■ **Challenge**
Copy out each line that includes the word "JSON".

■ **Recorded information**
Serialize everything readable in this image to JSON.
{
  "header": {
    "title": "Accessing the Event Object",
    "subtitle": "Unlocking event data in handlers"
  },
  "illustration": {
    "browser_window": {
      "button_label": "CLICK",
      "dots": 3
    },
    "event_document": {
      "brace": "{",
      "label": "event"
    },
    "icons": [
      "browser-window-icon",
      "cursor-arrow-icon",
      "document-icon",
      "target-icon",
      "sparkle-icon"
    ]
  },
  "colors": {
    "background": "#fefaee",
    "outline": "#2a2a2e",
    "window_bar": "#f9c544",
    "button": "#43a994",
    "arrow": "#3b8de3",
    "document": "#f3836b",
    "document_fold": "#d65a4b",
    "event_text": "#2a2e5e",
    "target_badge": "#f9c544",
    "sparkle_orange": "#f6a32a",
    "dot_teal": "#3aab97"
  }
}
* * *
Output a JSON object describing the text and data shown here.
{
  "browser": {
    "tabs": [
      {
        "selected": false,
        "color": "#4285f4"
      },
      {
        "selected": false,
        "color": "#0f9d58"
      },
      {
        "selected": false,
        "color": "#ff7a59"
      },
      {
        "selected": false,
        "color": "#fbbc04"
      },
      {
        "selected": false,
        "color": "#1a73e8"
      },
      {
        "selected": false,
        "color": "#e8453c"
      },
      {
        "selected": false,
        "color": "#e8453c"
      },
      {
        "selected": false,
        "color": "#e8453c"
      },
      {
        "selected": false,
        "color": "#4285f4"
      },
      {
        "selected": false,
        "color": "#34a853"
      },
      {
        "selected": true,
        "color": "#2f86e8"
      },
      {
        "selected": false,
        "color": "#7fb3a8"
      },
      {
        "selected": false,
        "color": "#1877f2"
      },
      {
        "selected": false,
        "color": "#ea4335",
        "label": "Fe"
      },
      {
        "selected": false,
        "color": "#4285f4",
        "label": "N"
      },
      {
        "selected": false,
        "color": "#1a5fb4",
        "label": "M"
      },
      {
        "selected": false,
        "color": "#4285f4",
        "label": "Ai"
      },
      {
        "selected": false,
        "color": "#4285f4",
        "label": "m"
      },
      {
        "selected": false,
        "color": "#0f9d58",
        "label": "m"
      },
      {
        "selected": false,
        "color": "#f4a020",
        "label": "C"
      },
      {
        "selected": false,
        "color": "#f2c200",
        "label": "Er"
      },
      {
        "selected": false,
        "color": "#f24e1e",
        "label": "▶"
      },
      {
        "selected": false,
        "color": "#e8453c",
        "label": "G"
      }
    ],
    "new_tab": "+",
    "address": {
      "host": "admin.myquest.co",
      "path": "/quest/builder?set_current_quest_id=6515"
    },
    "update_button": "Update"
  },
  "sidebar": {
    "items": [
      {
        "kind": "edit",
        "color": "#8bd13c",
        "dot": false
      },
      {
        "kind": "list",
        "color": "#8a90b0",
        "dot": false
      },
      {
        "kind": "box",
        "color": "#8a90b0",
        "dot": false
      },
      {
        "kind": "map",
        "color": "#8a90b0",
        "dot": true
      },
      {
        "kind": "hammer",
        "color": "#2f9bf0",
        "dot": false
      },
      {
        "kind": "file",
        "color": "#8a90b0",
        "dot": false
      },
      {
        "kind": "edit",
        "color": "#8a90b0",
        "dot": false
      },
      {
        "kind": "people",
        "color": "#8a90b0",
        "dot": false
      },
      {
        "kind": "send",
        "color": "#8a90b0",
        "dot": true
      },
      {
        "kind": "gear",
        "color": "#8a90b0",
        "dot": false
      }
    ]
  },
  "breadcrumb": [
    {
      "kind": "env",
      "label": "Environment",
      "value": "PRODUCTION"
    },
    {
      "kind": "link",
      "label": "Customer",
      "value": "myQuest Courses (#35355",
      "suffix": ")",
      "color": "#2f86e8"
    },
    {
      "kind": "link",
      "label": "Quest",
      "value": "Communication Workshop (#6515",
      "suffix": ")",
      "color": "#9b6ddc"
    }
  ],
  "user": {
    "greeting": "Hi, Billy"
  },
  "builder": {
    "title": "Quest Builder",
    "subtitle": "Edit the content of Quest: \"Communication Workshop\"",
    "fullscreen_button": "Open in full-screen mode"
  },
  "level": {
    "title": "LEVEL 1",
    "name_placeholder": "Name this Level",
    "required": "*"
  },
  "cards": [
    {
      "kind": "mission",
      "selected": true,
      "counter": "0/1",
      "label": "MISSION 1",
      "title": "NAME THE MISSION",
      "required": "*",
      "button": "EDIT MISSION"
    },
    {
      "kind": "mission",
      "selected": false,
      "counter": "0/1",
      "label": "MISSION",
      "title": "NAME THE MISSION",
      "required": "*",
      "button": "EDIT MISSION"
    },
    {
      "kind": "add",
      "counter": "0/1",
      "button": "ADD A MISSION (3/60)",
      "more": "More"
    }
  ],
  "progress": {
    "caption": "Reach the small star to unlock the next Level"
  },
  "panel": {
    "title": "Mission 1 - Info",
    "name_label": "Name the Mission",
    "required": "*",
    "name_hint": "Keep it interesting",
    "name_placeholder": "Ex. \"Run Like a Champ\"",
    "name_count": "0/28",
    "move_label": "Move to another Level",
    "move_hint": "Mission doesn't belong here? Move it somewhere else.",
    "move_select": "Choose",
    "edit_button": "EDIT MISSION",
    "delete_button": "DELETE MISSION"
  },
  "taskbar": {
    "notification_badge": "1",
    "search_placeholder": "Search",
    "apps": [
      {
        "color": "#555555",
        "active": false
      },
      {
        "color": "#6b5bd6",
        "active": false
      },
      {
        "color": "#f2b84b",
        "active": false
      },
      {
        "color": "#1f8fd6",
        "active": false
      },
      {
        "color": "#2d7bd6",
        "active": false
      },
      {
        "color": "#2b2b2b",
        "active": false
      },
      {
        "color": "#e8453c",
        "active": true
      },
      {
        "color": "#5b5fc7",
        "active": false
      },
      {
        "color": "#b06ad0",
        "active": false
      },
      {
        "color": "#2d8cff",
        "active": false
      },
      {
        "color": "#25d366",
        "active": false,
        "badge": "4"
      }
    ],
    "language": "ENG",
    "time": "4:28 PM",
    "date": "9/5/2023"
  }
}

■ **Task response**
Serialize everything readable in this image to JSON.
Output a JSON object describing the text and data shown here.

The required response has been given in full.